The entries that follow should be written out exactly.

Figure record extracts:
★ ★ ★ ★ ★ ★ ★

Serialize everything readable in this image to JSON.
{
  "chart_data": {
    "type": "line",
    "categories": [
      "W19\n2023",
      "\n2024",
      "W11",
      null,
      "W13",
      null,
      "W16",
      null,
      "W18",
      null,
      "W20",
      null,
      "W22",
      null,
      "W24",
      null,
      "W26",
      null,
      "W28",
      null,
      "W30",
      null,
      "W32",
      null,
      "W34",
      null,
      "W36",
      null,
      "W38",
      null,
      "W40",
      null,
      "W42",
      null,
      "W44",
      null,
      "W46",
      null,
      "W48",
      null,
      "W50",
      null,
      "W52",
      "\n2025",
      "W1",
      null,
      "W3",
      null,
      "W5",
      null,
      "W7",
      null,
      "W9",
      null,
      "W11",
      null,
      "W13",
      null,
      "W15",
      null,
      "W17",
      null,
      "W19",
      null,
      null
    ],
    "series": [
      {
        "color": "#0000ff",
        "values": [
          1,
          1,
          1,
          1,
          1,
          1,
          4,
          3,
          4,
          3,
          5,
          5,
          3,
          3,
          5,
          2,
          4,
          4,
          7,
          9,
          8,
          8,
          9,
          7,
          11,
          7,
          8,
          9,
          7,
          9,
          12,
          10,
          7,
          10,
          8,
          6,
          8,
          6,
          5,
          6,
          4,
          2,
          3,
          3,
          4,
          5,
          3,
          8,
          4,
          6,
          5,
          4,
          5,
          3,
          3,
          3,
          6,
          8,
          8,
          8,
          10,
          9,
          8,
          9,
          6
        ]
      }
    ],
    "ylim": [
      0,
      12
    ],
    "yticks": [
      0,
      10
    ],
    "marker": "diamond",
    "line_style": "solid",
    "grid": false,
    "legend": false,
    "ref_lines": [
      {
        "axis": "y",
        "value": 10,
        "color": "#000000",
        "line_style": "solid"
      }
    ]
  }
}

★ ★ ★ ★ ★ ★ ★

SOLUTION TO THE EXERCISE:
Serialize everything readable in this image to JSON.
{
  "chart_data": {
    "type": "line",
    "categories": [
      "W19\n2023",
      "\n2024",
      "W11",
      null,
      "W13",
      null,
      "W16",
      null,
      "W18",
      null,
      "W20",
      null,
      "W22",
      null,
      "W24",
      null,
      "W26",
      null,
      "W28",
      null,
      "W30",
      null,
      "W32",
      null,
      "W34",
      null,
      "W36",
      null,
      "W38",
      null,
      "W40",
      null,
      "W42",
      null,
      "W44",
      null,
      "W46",
      null,
      "W48",
      null,
      "W50",
      null,
      "W52",
      "\n2025",
      "W1",
      null,
      "W3",
      null,
      "W5",
      null,
      "W7",
      null,
      "W9",
      null,
      "W11",
      null,
      "W13",
      null,
      "W15",
      null,
      "W17",
      null,
      "W19",
      null,
      null
    ],
    "series": [
      {
        "color": "#0000ff",
        "values": [
          1,
          1,
          1,
          1,
          1,
          1,
          4,
          3,
          4,
          3,
          5,
          5,
          3,
          3,
          5,
          2,
          4,
          4,
          7,
          9,
          8,
          8,
          9,
          7,
          11,
          7,
          8,
          9,
          7,
          9,
          12,
          10,
          7,
          10,
          8,
          6,
          8,
          6,
          5,
          6,
          4,
          2,
          3,
          3,
          4,
          5,
          3,
          8,
          4,
          6,
          5,
          4,
          5,
          3,
          3,
          3,
          6,
          8,
          8,
          8,
          10,
          9,
          8,
          9,
          6
        ]
      }
    ],
    "ylim": [
      0,
      12
    ],
    "yticks": [
      0,
      10
    ],
    "marker": "diamond",
    "line_style": "solid",
    "grid": false,
    "legend": false,
    "ref_lines": [
      {
        "axis": "y",
        "value": 10,
        "color": "#000000",
        "line_style": "solid"
      }
    ]
  }
}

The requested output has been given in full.